Chart and figure data

- - -

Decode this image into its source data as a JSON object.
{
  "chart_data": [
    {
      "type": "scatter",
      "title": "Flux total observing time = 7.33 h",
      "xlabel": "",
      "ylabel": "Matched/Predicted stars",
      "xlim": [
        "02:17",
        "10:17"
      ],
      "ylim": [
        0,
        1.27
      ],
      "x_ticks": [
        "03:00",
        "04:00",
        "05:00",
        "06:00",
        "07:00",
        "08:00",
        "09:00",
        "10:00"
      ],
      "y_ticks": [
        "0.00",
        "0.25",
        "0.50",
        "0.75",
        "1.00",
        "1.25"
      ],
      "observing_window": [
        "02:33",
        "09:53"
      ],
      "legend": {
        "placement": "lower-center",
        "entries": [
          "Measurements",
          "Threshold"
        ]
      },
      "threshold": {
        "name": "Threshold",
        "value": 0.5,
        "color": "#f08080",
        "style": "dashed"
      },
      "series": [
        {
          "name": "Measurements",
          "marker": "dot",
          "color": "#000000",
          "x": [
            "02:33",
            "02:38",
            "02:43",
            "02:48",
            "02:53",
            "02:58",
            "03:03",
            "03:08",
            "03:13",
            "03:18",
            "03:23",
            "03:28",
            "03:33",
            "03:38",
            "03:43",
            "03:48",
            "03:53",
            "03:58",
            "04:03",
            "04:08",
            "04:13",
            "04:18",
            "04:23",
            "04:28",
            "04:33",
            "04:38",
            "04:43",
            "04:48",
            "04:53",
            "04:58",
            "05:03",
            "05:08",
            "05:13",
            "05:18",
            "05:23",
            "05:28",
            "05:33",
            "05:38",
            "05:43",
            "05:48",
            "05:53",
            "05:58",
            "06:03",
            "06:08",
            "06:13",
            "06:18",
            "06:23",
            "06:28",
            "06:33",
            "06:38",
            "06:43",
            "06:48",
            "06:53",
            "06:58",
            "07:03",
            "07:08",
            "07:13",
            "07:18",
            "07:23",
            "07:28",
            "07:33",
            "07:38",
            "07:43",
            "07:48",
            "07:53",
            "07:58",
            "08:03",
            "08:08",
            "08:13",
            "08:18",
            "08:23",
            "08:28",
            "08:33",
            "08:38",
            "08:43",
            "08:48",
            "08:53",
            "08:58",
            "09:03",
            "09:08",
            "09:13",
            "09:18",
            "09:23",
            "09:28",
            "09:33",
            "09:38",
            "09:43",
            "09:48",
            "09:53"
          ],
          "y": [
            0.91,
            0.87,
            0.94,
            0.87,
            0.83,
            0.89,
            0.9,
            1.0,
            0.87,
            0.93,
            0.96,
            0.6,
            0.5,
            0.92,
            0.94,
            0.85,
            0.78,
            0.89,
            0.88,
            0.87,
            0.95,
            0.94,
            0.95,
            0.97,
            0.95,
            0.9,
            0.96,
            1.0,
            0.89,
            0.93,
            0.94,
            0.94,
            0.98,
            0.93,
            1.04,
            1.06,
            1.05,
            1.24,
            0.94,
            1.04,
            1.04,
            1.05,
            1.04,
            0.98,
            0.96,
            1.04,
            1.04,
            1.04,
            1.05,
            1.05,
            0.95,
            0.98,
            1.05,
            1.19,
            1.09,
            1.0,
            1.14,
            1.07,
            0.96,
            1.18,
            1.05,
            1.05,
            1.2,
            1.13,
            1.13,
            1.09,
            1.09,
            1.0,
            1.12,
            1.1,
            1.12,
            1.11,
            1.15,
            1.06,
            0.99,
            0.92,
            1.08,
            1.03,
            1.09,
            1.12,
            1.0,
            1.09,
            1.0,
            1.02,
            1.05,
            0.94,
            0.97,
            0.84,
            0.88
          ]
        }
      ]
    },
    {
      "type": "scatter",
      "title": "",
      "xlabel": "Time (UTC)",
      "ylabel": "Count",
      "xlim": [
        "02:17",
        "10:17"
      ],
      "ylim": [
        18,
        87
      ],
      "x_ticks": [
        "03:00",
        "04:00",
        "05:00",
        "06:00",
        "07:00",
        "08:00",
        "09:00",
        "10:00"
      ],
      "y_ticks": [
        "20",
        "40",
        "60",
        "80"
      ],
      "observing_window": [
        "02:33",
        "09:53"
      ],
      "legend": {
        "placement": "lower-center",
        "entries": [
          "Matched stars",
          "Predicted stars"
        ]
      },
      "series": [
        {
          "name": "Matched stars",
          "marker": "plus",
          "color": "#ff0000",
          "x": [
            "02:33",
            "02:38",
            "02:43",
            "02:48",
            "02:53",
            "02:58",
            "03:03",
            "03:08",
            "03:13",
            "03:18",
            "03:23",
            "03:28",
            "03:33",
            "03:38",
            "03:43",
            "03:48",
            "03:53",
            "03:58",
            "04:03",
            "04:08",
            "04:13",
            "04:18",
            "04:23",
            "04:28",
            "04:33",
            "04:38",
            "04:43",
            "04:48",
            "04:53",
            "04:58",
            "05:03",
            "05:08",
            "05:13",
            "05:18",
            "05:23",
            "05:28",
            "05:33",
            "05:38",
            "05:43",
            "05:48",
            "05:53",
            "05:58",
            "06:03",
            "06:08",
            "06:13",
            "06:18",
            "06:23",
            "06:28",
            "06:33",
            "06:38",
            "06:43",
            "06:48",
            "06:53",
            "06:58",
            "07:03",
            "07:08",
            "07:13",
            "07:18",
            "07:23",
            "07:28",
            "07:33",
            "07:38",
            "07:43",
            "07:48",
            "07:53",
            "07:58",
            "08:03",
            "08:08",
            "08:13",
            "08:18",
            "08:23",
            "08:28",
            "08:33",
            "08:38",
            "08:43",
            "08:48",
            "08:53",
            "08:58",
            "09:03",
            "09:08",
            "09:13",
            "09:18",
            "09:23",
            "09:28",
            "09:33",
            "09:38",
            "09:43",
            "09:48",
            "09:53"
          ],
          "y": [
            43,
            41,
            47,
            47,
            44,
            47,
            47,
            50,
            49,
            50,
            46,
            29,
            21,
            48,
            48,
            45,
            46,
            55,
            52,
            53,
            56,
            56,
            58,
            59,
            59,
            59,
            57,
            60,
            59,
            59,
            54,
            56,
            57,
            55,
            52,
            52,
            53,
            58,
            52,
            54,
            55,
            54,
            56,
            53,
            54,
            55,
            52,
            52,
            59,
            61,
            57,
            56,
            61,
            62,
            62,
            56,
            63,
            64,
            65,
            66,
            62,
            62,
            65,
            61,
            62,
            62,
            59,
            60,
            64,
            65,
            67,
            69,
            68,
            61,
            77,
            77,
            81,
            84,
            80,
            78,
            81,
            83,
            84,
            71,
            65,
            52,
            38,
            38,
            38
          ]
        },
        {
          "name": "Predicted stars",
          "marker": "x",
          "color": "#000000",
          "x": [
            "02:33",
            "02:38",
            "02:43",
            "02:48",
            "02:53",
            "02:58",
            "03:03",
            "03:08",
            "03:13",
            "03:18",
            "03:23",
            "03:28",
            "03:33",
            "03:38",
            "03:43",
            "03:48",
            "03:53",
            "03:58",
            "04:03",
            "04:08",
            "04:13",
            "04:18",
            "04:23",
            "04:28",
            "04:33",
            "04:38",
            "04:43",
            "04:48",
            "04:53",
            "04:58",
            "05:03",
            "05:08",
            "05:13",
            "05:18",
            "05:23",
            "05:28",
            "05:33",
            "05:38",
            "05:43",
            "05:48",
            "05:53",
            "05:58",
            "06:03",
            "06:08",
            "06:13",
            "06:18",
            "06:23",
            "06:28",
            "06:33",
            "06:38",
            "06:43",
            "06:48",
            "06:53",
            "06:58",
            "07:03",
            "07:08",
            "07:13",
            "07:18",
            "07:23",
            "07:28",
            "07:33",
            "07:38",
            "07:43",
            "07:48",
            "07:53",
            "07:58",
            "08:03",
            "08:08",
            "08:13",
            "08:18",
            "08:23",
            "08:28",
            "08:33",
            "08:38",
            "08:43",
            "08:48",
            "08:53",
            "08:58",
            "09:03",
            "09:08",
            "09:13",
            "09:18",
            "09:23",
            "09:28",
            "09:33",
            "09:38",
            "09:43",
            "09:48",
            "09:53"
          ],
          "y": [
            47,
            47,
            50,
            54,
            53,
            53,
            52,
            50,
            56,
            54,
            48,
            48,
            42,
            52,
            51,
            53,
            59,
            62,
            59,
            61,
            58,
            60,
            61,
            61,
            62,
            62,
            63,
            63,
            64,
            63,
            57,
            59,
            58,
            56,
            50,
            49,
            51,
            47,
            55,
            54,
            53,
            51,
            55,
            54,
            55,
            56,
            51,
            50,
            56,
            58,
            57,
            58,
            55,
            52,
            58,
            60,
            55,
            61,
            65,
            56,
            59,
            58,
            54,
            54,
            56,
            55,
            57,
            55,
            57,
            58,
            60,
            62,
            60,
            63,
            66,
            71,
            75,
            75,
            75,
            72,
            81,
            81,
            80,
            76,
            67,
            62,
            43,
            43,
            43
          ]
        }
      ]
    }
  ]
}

- - -

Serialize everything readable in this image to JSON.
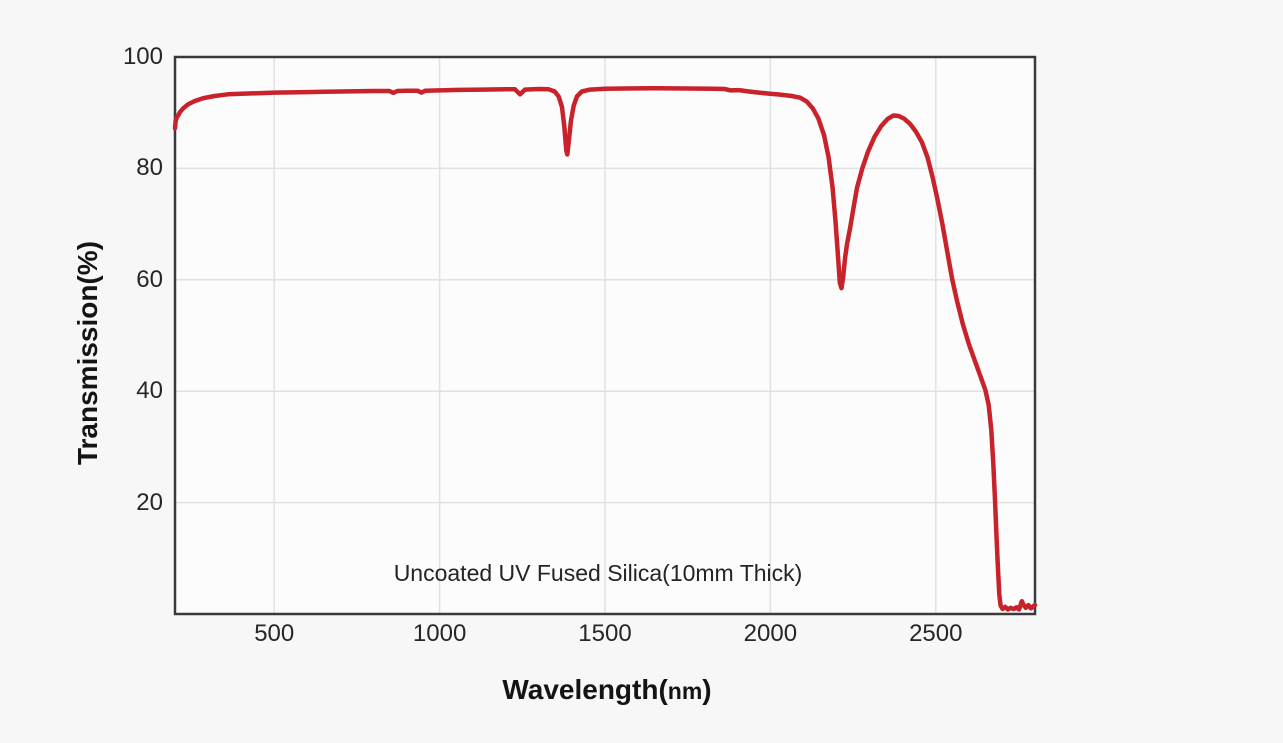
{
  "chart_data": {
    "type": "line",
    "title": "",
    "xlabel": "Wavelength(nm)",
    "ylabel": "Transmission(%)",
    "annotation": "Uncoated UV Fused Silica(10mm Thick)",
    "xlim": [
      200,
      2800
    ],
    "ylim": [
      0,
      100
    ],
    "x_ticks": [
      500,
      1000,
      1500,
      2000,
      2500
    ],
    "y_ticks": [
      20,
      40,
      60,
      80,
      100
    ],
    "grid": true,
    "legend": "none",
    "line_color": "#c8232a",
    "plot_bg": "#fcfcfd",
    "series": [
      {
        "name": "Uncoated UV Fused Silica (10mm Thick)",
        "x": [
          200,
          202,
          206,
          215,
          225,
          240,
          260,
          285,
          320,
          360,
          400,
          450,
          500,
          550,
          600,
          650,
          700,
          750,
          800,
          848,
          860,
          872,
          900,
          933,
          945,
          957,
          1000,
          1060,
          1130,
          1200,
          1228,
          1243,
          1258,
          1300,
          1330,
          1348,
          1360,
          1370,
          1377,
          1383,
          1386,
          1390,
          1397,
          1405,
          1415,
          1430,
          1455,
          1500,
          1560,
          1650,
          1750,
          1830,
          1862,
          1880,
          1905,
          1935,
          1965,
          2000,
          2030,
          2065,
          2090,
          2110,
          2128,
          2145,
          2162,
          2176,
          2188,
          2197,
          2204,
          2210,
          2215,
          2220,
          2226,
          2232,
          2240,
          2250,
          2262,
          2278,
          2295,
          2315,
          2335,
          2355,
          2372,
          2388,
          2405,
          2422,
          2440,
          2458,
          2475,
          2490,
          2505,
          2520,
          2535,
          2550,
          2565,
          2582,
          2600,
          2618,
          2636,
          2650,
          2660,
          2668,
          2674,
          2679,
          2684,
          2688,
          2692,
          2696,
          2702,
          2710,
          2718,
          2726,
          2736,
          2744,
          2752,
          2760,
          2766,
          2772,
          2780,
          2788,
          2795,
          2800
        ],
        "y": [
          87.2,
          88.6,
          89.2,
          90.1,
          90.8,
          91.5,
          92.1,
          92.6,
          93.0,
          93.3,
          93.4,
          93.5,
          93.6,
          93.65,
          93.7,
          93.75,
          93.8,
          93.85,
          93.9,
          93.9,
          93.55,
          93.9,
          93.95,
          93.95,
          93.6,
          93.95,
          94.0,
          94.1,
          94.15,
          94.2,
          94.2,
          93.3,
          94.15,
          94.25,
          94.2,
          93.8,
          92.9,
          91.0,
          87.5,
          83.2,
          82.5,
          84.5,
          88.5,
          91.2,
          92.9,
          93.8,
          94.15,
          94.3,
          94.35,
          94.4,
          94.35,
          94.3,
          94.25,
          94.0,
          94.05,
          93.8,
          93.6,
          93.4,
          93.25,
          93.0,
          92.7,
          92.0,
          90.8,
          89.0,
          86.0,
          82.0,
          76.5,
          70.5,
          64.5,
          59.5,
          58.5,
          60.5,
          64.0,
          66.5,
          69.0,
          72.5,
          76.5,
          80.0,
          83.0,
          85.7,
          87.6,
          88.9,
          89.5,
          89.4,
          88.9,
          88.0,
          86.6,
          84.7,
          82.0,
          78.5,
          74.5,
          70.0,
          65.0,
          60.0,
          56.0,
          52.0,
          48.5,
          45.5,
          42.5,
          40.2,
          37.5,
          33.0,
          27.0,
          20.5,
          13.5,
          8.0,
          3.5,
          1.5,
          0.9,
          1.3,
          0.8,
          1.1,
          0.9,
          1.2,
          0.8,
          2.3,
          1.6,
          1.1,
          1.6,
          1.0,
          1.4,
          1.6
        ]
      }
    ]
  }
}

- - -

Short problem: Copy out every line in the listing where the word "stars" appears.

Exercise answer:
      "ylabel": "Matched/Predicted stars",
          "Matched stars",
          "Predicted stars"
          "name": "Matched stars",
          "name": "Predicted stars",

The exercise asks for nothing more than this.